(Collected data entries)
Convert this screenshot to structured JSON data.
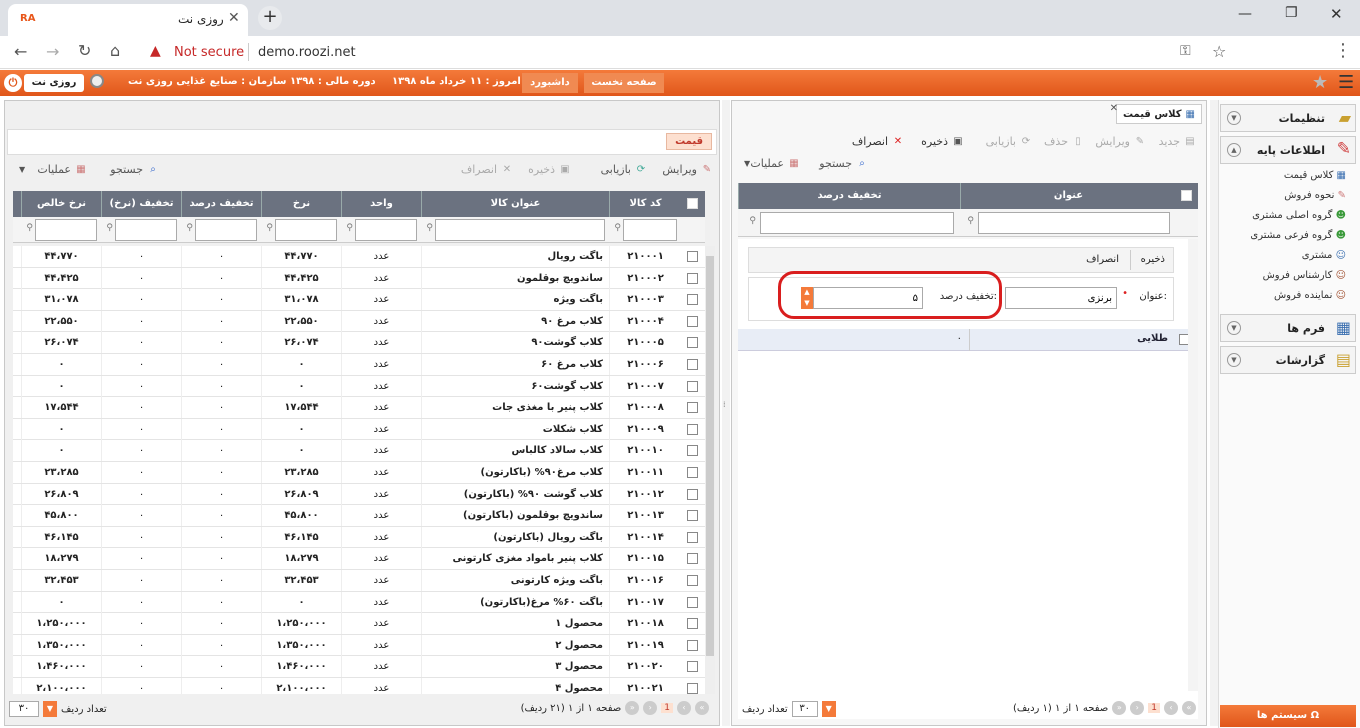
{
  "browser": {
    "tab_title": "روزی نت",
    "security": "Not secure",
    "url": "demo.roozi.net"
  },
  "header": {
    "user_label": "روزی نت",
    "org": "سازمان : صنایع غذایی روزی نت",
    "fiscal": "دوره مالی : ۱۳۹۸",
    "today": "امروز : ۱۱ خرداد ماه ۱۳۹۸",
    "dashboard": "داشبورد",
    "first_page": "صفحه نخست"
  },
  "sidebar": {
    "settings": "تنظیمات",
    "basic": "اطلاعات پایه",
    "items": [
      "کلاس قیمت",
      "نحوه فروش",
      "گروه اصلی مشتری",
      "گروه فرعی مشتری",
      "مشتری",
      "کارشناس فروش",
      "نماینده فروش"
    ],
    "forms": "فرم ها",
    "reports": "گزارشات",
    "system_menu": "سیستم ها"
  },
  "mid": {
    "tab": "کلاس قیمت",
    "tb": {
      "new": "جدید",
      "edit": "ویرایش",
      "delete": "حذف",
      "refresh": "بازیابی",
      "save": "ذخیره",
      "cancel": "انصراف",
      "search": "جستجو",
      "ops": "عملیات"
    },
    "cols": {
      "title": "عنوان",
      "discount": "تخفیف درصد"
    },
    "form": {
      "save": "ذخیره",
      "cancel": "انصراف",
      "title_label": "عنوان:",
      "title_value": "برنزی",
      "disc_label": "تخفیف درصد:",
      "disc_value": "۵"
    },
    "row": {
      "title": "طلایی",
      "discount": "۰"
    },
    "paging": "صفحه ۱ از ۱ (۱ ردیف)",
    "page_num": "1",
    "rows_label": "تعداد ردیف",
    "rows_value": "۳۰"
  },
  "left": {
    "title": "قیمت",
    "tb": {
      "edit": "ویرایش",
      "refresh": "بازیابی",
      "save": "ذخیره",
      "cancel": "انصراف",
      "search": "جستجو",
      "ops": "عملیات"
    },
    "cols": [
      "کد کالا",
      "عنوان کالا",
      "واحد",
      "نرخ",
      "تخفیف درصد",
      "تخفیف (نرخ)",
      "نرخ خالص"
    ],
    "rows": [
      [
        "۲۱۰۰۰۱",
        "باگت رویال",
        "عدد",
        "۴۴،۷۷۰",
        "۰",
        "۰",
        "۴۴،۷۷۰"
      ],
      [
        "۲۱۰۰۰۲",
        "ساندویچ بوقلمون",
        "عدد",
        "۴۴،۴۲۵",
        "۰",
        "۰",
        "۴۴،۴۲۵"
      ],
      [
        "۲۱۰۰۰۳",
        "باگت ویژه",
        "عدد",
        "۳۱،۰۷۸",
        "۰",
        "۰",
        "۳۱،۰۷۸"
      ],
      [
        "۲۱۰۰۰۴",
        "کلاب مرغ ۹۰",
        "عدد",
        "۲۲،۵۵۰",
        "۰",
        "۰",
        "۲۲،۵۵۰"
      ],
      [
        "۲۱۰۰۰۵",
        "کلاب گوشت۹۰",
        "عدد",
        "۲۶،۰۷۴",
        "۰",
        "۰",
        "۲۶،۰۷۴"
      ],
      [
        "۲۱۰۰۰۶",
        "کلاب مرغ ۶۰",
        "عدد",
        "۰",
        "۰",
        "۰",
        "۰"
      ],
      [
        "۲۱۰۰۰۷",
        "کلاب گوشت۶۰",
        "عدد",
        "۰",
        "۰",
        "۰",
        "۰"
      ],
      [
        "۲۱۰۰۰۸",
        "کلاب پنیر با مغذی جات",
        "عدد",
        "۱۷،۵۴۴",
        "۰",
        "۰",
        "۱۷،۵۴۴"
      ],
      [
        "۲۱۰۰۰۹",
        "کلاب شکلات",
        "عدد",
        "۰",
        "۰",
        "۰",
        "۰"
      ],
      [
        "۲۱۰۰۱۰",
        "کلاب سالاد کالباس",
        "عدد",
        "۰",
        "۰",
        "۰",
        "۰"
      ],
      [
        "۲۱۰۰۱۱",
        "کلاب مرغ۹۰% (باکارتون)",
        "عدد",
        "۲۳،۲۸۵",
        "۰",
        "۰",
        "۲۳،۲۸۵"
      ],
      [
        "۲۱۰۰۱۲",
        "کلاب گوشت ۹۰% (باکارتون)",
        "عدد",
        "۲۶،۸۰۹",
        "۰",
        "۰",
        "۲۶،۸۰۹"
      ],
      [
        "۲۱۰۰۱۳",
        "ساندویچ بوقلمون (باکارتون)",
        "عدد",
        "۴۵،۸۰۰",
        "۰",
        "۰",
        "۴۵،۸۰۰"
      ],
      [
        "۲۱۰۰۱۴",
        "باگت رویال (باکارتون)",
        "عدد",
        "۴۶،۱۴۵",
        "۰",
        "۰",
        "۴۶،۱۴۵"
      ],
      [
        "۲۱۰۰۱۵",
        "کلاب پنیر بامواد مغزی کارتونی",
        "عدد",
        "۱۸،۲۷۹",
        "۰",
        "۰",
        "۱۸،۲۷۹"
      ],
      [
        "۲۱۰۰۱۶",
        "باگت ویژه کارتونی",
        "عدد",
        "۳۲،۴۵۳",
        "۰",
        "۰",
        "۳۲،۴۵۳"
      ],
      [
        "۲۱۰۰۱۷",
        "باگت ۶۰% مرغ(باکارتون)",
        "عدد",
        "۰",
        "۰",
        "۰",
        "۰"
      ],
      [
        "۲۱۰۰۱۸",
        "محصول ۱",
        "عدد",
        "۱،۲۵۰،۰۰۰",
        "۰",
        "۰",
        "۱،۲۵۰،۰۰۰"
      ],
      [
        "۲۱۰۰۱۹",
        "محصول ۲",
        "عدد",
        "۱،۳۵۰،۰۰۰",
        "۰",
        "۰",
        "۱،۳۵۰،۰۰۰"
      ],
      [
        "۲۱۰۰۲۰",
        "محصول ۳",
        "عدد",
        "۱،۴۶۰،۰۰۰",
        "۰",
        "۰",
        "۱،۴۶۰،۰۰۰"
      ],
      [
        "۲۱۰۰۲۱",
        "محصول ۴",
        "عدد",
        "۲،۱۰۰،۰۰۰",
        "۰",
        "۰",
        "۲،۱۰۰،۰۰۰"
      ]
    ],
    "paging": "صفحه ۱ از ۱ (۲۱ ردیف)",
    "page_num": "1",
    "rows_label": "تعداد ردیف",
    "rows_value": "۳۰"
  }
}
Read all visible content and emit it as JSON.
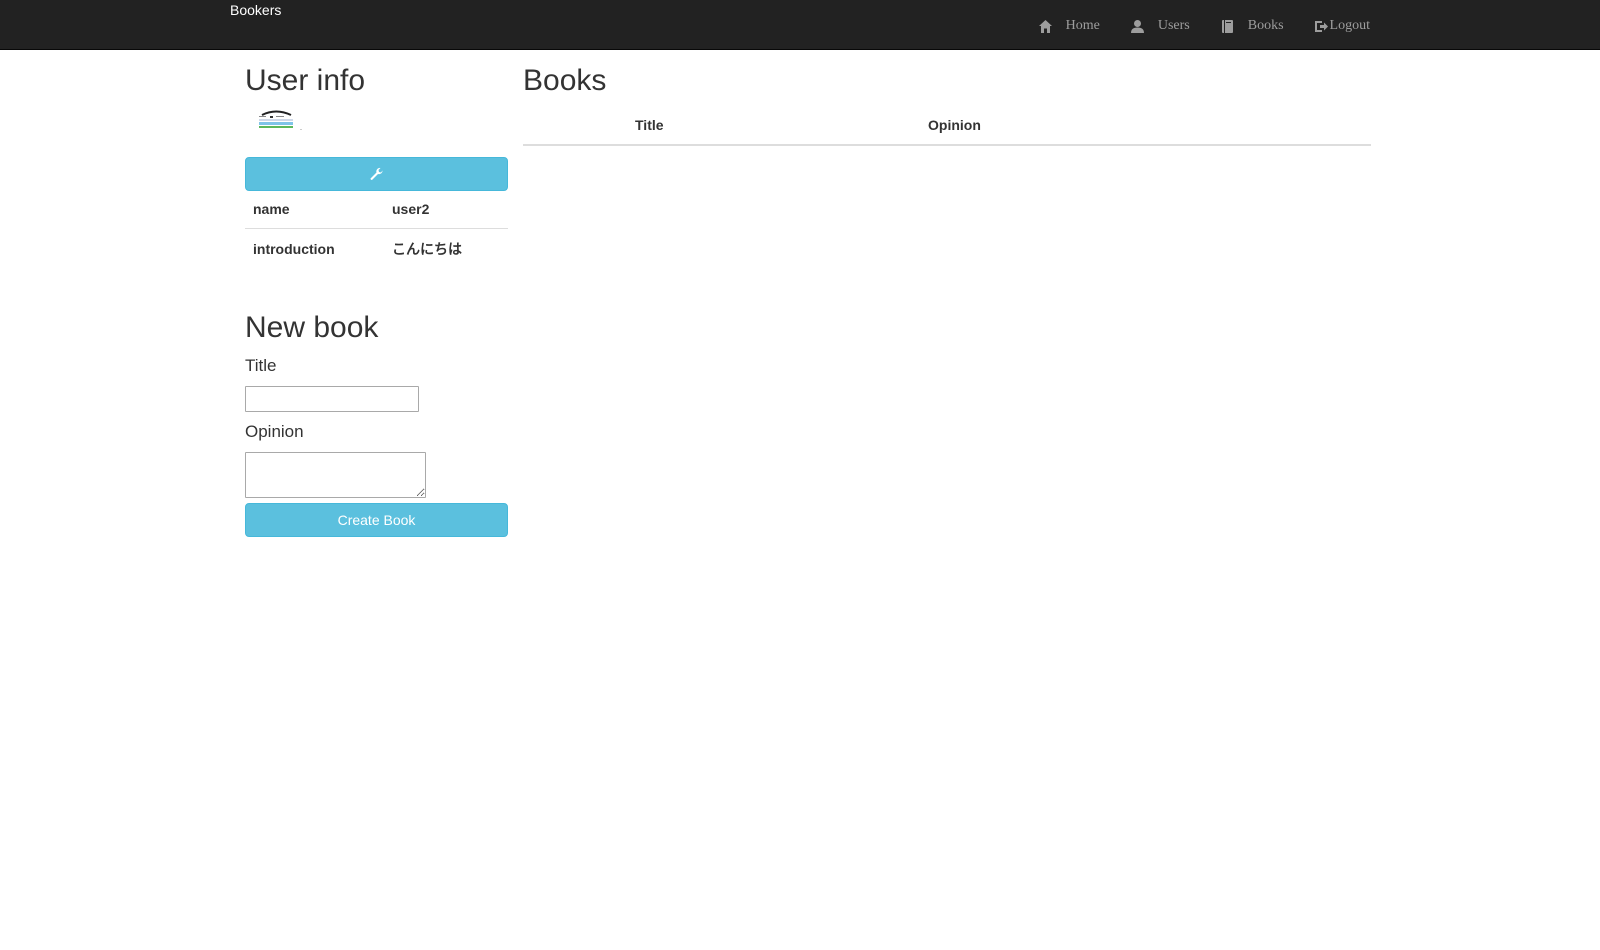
{
  "navbar": {
    "brand": "Bookers",
    "items": [
      {
        "label": "Home",
        "icon": "home-icon"
      },
      {
        "label": "Users",
        "icon": "user-icon"
      },
      {
        "label": "Books",
        "icon": "book-icon"
      },
      {
        "label": "Logout",
        "icon": "logout-icon"
      }
    ]
  },
  "user_info": {
    "heading": "User info",
    "edit_icon": "wrench-icon",
    "rows": [
      {
        "label": "name",
        "value": "user2"
      },
      {
        "label": "introduction",
        "value": "こんにちは"
      }
    ]
  },
  "new_book": {
    "heading": "New book",
    "title_label": "Title",
    "title_value": "",
    "opinion_label": "Opinion",
    "opinion_value": "",
    "submit_label": "Create Book"
  },
  "books": {
    "heading": "Books",
    "columns": [
      "",
      "Title",
      "Opinion"
    ]
  },
  "colors": {
    "navbar_bg": "#222222",
    "nav_text": "#9d9d9d",
    "button_info": "#5bc0de",
    "text": "#333333"
  }
}
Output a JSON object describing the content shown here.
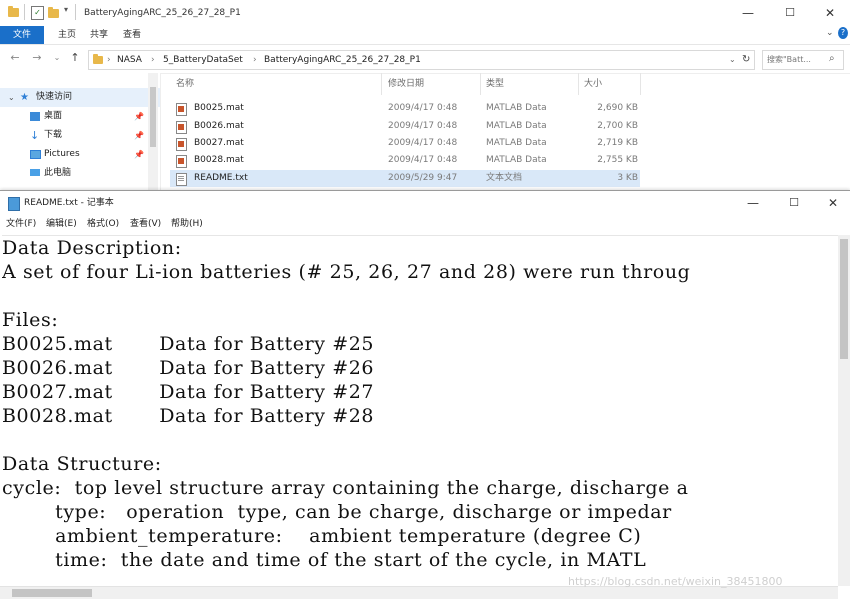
{
  "explorer": {
    "window_title": "BatteryAgingARC_25_26_27_28_P1",
    "ribbon_tabs": [
      "文件",
      "主页",
      "共享",
      "查看"
    ],
    "breadcrumbs": [
      "NASA",
      "5_BatteryDataSet",
      "BatteryAgingARC_25_26_27_28_P1"
    ],
    "search_placeholder": "搜索\"Batt...",
    "nav_items": [
      {
        "label": "快速访问",
        "icon": "star-icon"
      },
      {
        "label": "桌面",
        "icon": "desktop-icon"
      },
      {
        "label": "下载",
        "icon": "download-icon"
      },
      {
        "label": "Pictures",
        "icon": "pictures-icon"
      },
      {
        "label": "此电脑",
        "icon": "computer-icon"
      }
    ],
    "columns": {
      "name": "名称",
      "modified": "修改日期",
      "type": "类型",
      "size": "大小"
    },
    "files": [
      {
        "name": "B0025.mat",
        "modified": "2009/4/17 0:48",
        "type": "MATLAB Data",
        "size": "2,690 KB",
        "icon": "mat-file-icon"
      },
      {
        "name": "B0026.mat",
        "modified": "2009/4/17 0:48",
        "type": "MATLAB Data",
        "size": "2,700 KB",
        "icon": "mat-file-icon"
      },
      {
        "name": "B0027.mat",
        "modified": "2009/4/17 0:48",
        "type": "MATLAB Data",
        "size": "2,719 KB",
        "icon": "mat-file-icon"
      },
      {
        "name": "B0028.mat",
        "modified": "2009/4/17 0:48",
        "type": "MATLAB Data",
        "size": "2,755 KB",
        "icon": "mat-file-icon"
      },
      {
        "name": "README.txt",
        "modified": "2009/5/29 9:47",
        "type": "文本文档",
        "size": "3 KB",
        "icon": "txt-file-icon"
      }
    ],
    "accent_color": "#1a6fc9"
  },
  "notepad": {
    "window_title": "README.txt - 记事本",
    "menu": [
      "文件(F)",
      "编辑(E)",
      "格式(O)",
      "查看(V)",
      "帮助(H)"
    ],
    "lines": [
      "Data Description:",
      "A set of four Li-ion batteries (# 25, 26, 27 and 28) were run throug",
      "",
      "Files:",
      "B0025.mat       Data for Battery #25",
      "B0026.mat       Data for Battery #26",
      "B0027.mat       Data for Battery #27",
      "B0028.mat       Data for Battery #28",
      "",
      "Data Structure:",
      "cycle:  top level structure array containing the charge, discharge a",
      "        type:   operation  type, can be charge, discharge or impedar",
      "        ambient_temperature:    ambient temperature (degree C)",
      "        time:  the date and time of the start of the cycle, in MATL"
    ]
  },
  "watermark": "https://blog.csdn.net/weixin_38451800"
}
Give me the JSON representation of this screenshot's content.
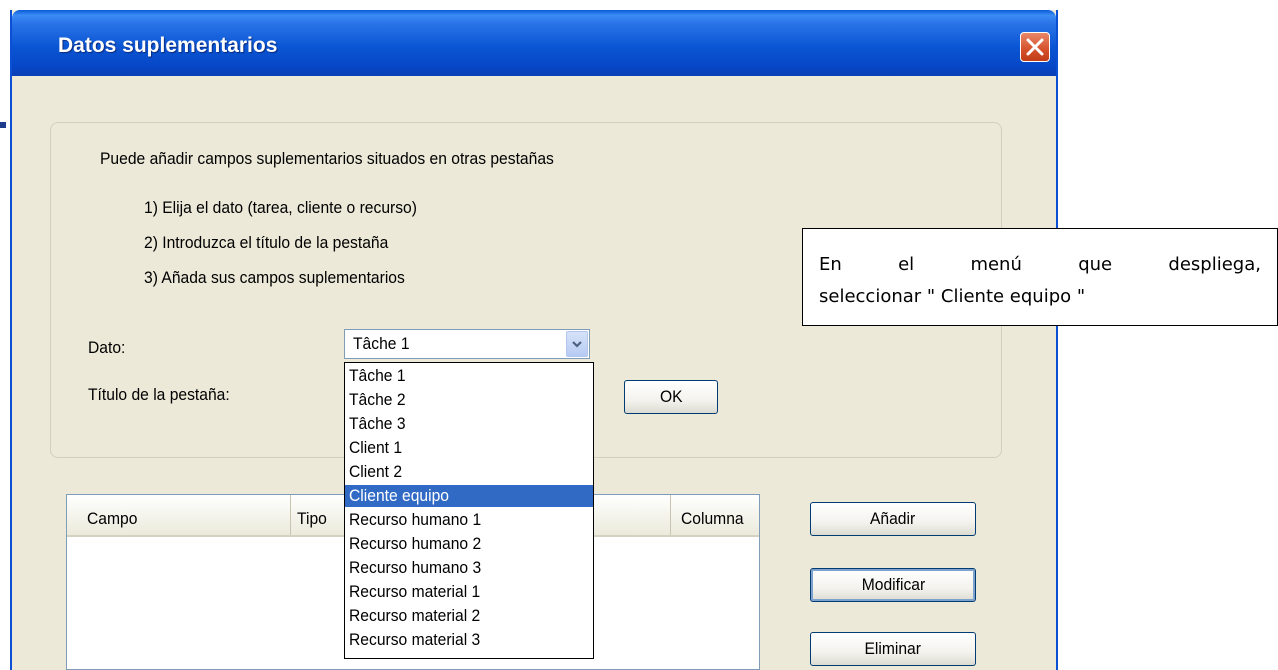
{
  "window": {
    "title": "Datos suplementarios"
  },
  "instructions": {
    "intro": "Puede añadir campos suplementarios situados en otras pestañas",
    "step1": "1) Elija el dato (tarea, cliente o recurso)",
    "step2": "2) Introduzca el título de la pestaña",
    "step3": "3) Añada sus campos suplementarios"
  },
  "form": {
    "dato_label": "Dato:",
    "titulo_label": "Título de la pestaña:",
    "dato_value": "Tâche 1",
    "ok_label": "OK"
  },
  "dropdown": {
    "items": [
      "Tâche 1",
      "Tâche 2",
      "Tâche 3",
      "Client 1",
      "Client 2",
      "Cliente equipo",
      "Recurso humano 1",
      "Recurso humano 2",
      "Recurso humano 3",
      "Recurso material 1",
      "Recurso material 2",
      "Recurso material 3"
    ],
    "selected_index": 5
  },
  "fields_table": {
    "columns": [
      "Campo",
      "Tipo",
      "Columna"
    ]
  },
  "actions": {
    "add_label": "Añadir",
    "modify_label": "Modificar",
    "delete_label": "Eliminar"
  },
  "callout": {
    "words_line1": [
      "En",
      "el",
      "menú",
      "que",
      "despliega,"
    ],
    "line2": "seleccionar \" Cliente equipo \""
  },
  "colors": {
    "titlebar": "#0b56d4",
    "dialog_bg": "#ece9d8",
    "selection": "#316ac5",
    "close_button": "#d4502a"
  }
}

INSTRUCTIONS FOR THE TASK: Identify the lines that hold the word "paging". Copy every one of them.

COMPLETED EXERCISE:
    "paging": "صفحه ۱ از ۱ (۱ ردیف)",
    "paging": "صفحه ۱ از ۱ (۲۱ ردیف)",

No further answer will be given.